▶ WRITTEN INSTRUCTION:
Show every line that has the string "name" in it.

(Records excerpted from a collection)

— Begin —

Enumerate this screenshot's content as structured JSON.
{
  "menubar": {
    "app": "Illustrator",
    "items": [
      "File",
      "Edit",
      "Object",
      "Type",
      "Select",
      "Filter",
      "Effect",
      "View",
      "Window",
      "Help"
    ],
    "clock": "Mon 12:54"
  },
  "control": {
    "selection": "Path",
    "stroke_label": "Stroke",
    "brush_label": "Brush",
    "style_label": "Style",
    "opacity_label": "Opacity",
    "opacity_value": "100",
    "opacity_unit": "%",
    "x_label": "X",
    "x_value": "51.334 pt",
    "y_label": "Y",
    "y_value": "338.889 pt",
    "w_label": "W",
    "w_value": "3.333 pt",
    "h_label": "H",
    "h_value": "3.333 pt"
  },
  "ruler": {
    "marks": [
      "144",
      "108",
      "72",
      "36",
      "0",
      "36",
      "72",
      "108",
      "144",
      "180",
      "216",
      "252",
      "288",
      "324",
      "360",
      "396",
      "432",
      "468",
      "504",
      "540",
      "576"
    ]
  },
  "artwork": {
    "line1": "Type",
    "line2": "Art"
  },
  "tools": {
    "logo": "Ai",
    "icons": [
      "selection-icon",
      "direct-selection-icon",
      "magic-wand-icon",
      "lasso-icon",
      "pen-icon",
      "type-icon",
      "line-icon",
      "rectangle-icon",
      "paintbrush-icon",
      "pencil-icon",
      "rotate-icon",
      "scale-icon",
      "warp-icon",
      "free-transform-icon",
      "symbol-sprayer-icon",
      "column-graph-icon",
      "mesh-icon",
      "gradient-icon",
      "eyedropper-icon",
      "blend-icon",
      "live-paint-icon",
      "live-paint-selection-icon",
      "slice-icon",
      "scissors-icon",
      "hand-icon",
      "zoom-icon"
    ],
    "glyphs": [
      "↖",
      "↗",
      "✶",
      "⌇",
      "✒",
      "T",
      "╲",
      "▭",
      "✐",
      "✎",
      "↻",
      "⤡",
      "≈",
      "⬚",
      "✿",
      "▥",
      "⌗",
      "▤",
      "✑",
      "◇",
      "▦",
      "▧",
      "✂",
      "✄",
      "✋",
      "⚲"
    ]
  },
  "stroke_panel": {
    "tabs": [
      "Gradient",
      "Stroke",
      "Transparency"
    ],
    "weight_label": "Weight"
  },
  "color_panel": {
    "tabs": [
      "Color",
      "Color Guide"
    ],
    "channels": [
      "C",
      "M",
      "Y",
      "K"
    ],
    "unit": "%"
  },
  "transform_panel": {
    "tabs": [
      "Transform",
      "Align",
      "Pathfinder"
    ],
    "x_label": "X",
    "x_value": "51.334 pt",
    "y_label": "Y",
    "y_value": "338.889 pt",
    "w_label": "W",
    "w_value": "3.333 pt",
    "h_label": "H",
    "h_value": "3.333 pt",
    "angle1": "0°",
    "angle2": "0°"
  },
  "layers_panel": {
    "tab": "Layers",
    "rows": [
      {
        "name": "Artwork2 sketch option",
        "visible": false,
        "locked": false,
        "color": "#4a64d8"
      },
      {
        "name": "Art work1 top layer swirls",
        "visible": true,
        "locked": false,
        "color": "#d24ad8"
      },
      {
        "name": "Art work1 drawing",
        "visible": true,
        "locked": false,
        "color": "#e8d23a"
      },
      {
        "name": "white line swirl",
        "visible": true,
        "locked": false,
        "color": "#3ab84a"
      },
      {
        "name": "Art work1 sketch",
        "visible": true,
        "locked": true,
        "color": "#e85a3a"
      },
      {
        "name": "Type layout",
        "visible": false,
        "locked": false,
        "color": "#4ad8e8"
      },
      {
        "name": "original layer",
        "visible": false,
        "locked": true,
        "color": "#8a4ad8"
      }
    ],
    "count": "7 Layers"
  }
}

— End —

▶ WRITTEN REPLY:
        "name": "Artwork2 sketch option",
        "name": "Art work1 top layer swirls",
        "name": "Art work1 drawing",
        "name": "white line swirl",
        "name": "Art work1 sketch",
        "name": "Type layout",
        "name": "original layer",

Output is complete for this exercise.